> WORK INSTRUCTIONS
Find every line of the listing below where "falsafasining" appears, and copy it.

Collection entries:
********************

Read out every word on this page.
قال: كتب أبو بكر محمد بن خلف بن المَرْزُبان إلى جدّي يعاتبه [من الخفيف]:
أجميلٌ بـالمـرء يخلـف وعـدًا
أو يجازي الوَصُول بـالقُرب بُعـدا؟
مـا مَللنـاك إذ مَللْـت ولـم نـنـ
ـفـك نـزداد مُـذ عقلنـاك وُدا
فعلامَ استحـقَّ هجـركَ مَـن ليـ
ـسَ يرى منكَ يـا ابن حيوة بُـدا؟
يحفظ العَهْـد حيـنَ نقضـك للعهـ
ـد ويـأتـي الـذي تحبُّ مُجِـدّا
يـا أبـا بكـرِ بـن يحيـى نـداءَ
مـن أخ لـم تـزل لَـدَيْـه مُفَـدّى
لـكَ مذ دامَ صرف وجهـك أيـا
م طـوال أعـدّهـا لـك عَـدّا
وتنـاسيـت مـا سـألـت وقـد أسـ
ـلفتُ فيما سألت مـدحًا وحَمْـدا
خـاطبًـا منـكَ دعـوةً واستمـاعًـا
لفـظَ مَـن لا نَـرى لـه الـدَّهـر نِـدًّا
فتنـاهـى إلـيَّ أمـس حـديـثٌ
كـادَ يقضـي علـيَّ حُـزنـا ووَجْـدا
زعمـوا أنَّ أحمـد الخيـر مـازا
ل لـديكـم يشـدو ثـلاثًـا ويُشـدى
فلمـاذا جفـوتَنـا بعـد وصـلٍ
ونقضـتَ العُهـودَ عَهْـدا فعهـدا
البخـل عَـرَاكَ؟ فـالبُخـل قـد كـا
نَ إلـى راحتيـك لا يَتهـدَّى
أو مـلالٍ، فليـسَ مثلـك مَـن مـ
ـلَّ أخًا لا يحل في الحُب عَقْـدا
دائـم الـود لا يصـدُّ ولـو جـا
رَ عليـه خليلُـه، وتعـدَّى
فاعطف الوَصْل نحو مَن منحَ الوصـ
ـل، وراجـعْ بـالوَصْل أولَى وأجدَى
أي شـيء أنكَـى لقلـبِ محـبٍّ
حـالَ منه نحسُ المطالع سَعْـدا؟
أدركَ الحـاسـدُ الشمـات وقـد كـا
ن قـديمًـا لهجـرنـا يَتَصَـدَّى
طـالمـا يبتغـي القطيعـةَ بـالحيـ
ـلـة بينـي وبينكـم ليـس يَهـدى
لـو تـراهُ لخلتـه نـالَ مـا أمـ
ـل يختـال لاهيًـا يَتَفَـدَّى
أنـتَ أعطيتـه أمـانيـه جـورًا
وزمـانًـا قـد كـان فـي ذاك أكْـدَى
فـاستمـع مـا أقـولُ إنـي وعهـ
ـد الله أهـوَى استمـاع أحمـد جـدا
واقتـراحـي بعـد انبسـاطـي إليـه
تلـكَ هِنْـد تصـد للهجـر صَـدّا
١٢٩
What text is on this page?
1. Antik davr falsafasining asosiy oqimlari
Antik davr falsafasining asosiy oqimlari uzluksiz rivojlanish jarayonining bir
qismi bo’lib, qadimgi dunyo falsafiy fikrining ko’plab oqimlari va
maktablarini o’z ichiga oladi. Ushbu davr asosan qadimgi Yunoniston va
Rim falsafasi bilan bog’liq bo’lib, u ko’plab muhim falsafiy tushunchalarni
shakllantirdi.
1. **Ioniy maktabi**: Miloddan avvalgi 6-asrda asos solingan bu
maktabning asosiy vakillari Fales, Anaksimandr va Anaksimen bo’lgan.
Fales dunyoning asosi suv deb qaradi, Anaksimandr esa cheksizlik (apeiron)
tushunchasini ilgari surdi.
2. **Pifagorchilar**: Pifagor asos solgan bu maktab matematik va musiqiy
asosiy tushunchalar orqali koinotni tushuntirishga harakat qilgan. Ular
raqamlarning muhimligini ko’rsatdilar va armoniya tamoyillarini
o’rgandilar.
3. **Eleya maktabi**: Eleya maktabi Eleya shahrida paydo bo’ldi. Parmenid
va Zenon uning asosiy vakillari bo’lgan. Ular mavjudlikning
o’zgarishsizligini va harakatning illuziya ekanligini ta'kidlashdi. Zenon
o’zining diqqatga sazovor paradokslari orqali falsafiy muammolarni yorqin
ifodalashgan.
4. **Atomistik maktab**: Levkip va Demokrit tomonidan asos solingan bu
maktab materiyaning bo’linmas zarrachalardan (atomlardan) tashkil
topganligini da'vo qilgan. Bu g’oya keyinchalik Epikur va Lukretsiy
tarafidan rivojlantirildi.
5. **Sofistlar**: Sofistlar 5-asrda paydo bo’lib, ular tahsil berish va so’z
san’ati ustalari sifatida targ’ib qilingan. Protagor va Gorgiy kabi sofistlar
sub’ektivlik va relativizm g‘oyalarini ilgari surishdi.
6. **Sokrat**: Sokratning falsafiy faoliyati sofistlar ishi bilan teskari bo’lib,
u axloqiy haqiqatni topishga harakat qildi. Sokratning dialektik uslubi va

********************

> OUTPUT OF THE EXERCISE
1. Antik davr falsafasining asosiy oqimlari
Antik davr falsafasining asosiy oqimlari uzluksiz rivojlanish jarayonining bir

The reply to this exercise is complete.